━━━ Information provided ━━━

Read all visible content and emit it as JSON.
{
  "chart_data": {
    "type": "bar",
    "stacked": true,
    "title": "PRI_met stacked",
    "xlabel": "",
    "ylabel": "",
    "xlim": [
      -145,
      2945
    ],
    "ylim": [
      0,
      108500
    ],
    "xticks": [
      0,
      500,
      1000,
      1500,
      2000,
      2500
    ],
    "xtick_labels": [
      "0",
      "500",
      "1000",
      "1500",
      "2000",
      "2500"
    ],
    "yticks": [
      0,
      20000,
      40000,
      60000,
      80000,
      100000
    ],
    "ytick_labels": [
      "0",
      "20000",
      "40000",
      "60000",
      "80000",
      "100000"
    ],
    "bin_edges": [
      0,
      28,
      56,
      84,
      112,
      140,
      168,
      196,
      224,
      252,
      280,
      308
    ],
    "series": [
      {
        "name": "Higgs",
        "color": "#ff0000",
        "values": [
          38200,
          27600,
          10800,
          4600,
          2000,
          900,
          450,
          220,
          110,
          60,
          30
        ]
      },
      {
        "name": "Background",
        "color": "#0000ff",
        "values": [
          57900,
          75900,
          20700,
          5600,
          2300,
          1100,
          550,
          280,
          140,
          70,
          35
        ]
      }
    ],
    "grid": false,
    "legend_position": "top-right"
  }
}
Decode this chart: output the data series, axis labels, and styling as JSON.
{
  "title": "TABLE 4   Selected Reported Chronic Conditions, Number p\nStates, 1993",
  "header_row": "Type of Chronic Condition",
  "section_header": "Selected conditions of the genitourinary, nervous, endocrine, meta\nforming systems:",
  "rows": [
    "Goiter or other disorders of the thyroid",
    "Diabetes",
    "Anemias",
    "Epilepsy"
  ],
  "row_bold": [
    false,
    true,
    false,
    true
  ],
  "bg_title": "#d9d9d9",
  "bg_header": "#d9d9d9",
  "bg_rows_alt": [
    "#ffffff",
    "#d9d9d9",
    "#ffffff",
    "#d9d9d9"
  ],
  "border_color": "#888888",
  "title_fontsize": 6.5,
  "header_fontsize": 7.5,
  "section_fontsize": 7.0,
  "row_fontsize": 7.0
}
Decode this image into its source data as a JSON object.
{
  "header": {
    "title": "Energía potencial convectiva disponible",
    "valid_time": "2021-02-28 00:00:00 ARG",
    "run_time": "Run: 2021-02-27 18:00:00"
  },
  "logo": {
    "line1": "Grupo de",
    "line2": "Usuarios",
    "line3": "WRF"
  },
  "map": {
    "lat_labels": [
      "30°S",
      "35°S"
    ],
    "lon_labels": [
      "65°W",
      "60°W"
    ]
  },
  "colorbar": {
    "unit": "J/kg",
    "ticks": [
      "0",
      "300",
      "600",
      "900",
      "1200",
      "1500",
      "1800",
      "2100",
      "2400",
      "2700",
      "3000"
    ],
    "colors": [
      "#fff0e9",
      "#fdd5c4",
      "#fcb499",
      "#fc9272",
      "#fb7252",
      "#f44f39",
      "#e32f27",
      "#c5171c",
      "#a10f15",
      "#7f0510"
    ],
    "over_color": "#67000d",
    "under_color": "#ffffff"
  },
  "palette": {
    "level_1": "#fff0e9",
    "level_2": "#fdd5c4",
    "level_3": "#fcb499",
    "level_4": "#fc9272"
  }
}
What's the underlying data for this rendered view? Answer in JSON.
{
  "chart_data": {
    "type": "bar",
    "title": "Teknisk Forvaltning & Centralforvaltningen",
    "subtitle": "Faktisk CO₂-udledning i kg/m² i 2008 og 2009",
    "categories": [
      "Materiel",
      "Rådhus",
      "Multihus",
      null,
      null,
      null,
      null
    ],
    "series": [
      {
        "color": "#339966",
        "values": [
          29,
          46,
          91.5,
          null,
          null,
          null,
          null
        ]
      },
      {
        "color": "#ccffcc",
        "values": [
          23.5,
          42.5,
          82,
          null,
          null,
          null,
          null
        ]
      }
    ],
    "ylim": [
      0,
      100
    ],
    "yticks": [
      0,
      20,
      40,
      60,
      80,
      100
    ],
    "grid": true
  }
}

━━━

Transcribe the material above in its entirety. Match it exactly.

### Exercise answer
Read all visible content and emit it as JSON.
{
  "chart_data": {
    "type": "bar",
    "stacked": true,
    "title": "PRI_met stacked",
    "xlabel": "",
    "ylabel": "",
    "xlim": [
      -145,
      2945
    ],
    "ylim": [
      0,
      108500
    ],
    "xticks": [
      0,
      500,
      1000,
      1500,
      2000,
      2500
    ],
    "xtick_labels": [
      "0",
      "500",
      "1000",
      "1500",
      "2000",
      "2500"
    ],
    "yticks": [
      0,
      20000,
      40000,
      60000,
      80000,
      100000
    ],
    "ytick_labels": [
      "0",
      "20000",
      "40000",
      "60000",
      "80000",
      "100000"
    ],
    "bin_edges": [
      0,
      28,
      56,
      84,
      112,
      140,
      168,
      196,
      224,
      252,
      280,
      308
    ],
    "series": [
      {
        "name": "Higgs",
        "color": "#ff0000",
        "values": [
          38200,
          27600,
          10800,
          4600,
          2000,
          900,
          450,
          220,
          110,
          60,
          30
        ]
      },
      {
        "name": "Background",
        "color": "#0000ff",
        "values": [
          57900,
          75900,
          20700,
          5600,
          2300,
          1100,
          550,
          280,
          140,
          70,
          35
        ]
      }
    ],
    "grid": false,
    "legend_position": "top-right"
  }
}
Decode this chart: output the data series, axis labels, and styling as JSON.
{
  "title": "TABLE 4   Selected Reported Chronic Conditions, Number p\nStates, 1993",
  "header_row": "Type of Chronic Condition",
  "section_header": "Selected conditions of the genitourinary, nervous, endocrine, meta\nforming systems:",
  "rows": [
    "Goiter or other disorders of the thyroid",
    "Diabetes",
    "Anemias",
    "Epilepsy"
  ],
  "row_bold": [
    false,
    true,
    false,
    true
  ],
  "bg_title": "#d9d9d9",
  "bg_header": "#d9d9d9",
  "bg_rows_alt": [
    "#ffffff",
    "#d9d9d9",
    "#ffffff",
    "#d9d9d9"
  ],
  "border_color": "#888888",
  "title_fontsize": 6.5,
  "header_fontsize": 7.5,
  "section_fontsize": 7.0,
  "row_fontsize": 7.0
}
Decode this image into its source data as a JSON object.
{
  "header": {
    "title": "Energía potencial convectiva disponible",
    "valid_time": "2021-02-28 00:00:00 ARG",
    "run_time": "Run: 2021-02-27 18:00:00"
  },
  "logo": {
    "line1": "Grupo de",
    "line2": "Usuarios",
    "line3": "WRF"
  },
  "map": {
    "lat_labels": [
      "30°S",
      "35°S"
    ],
    "lon_labels": [
      "65°W",
      "60°W"
    ]
  },
  "colorbar": {
    "unit": "J/kg",
    "ticks": [
      "0",
      "300",
      "600",
      "900",
      "1200",
      "1500",
      "1800",
      "2100",
      "2400",
      "2700",
      "3000"
    ],
    "colors": [
      "#fff0e9",
      "#fdd5c4",
      "#fcb499",
      "#fc9272",
      "#fb7252",
      "#f44f39",
      "#e32f27",
      "#c5171c",
      "#a10f15",
      "#7f0510"
    ],
    "over_color": "#67000d",
    "under_color": "#ffffff"
  },
  "palette": {
    "level_1": "#fff0e9",
    "level_2": "#fdd5c4",
    "level_3": "#fcb499",
    "level_4": "#fc9272"
  }
}
What's the underlying data for this rendered view? Answer in JSON.
{
  "chart_data": {
    "type": "bar",
    "title": "Teknisk Forvaltning & Centralforvaltningen",
    "subtitle": "Faktisk CO₂-udledning i kg/m² i 2008 og 2009",
    "categories": [
      "Materiel",
      "Rådhus",
      "Multihus",
      null,
      null,
      null,
      null
    ],
    "series": [
      {
        "color": "#339966",
        "values": [
          29,
          46,
          91.5,
          null,
          null,
          null,
          null
        ]
      },
      {
        "color": "#ccffcc",
        "values": [
          23.5,
          42.5,
          82,
          null,
          null,
          null,
          null
        ]
      }
    ],
    "ylim": [
      0,
      100
    ],
    "yticks": [
      0,
      20,
      40,
      60,
      80,
      100
    ],
    "grid": true
  }
}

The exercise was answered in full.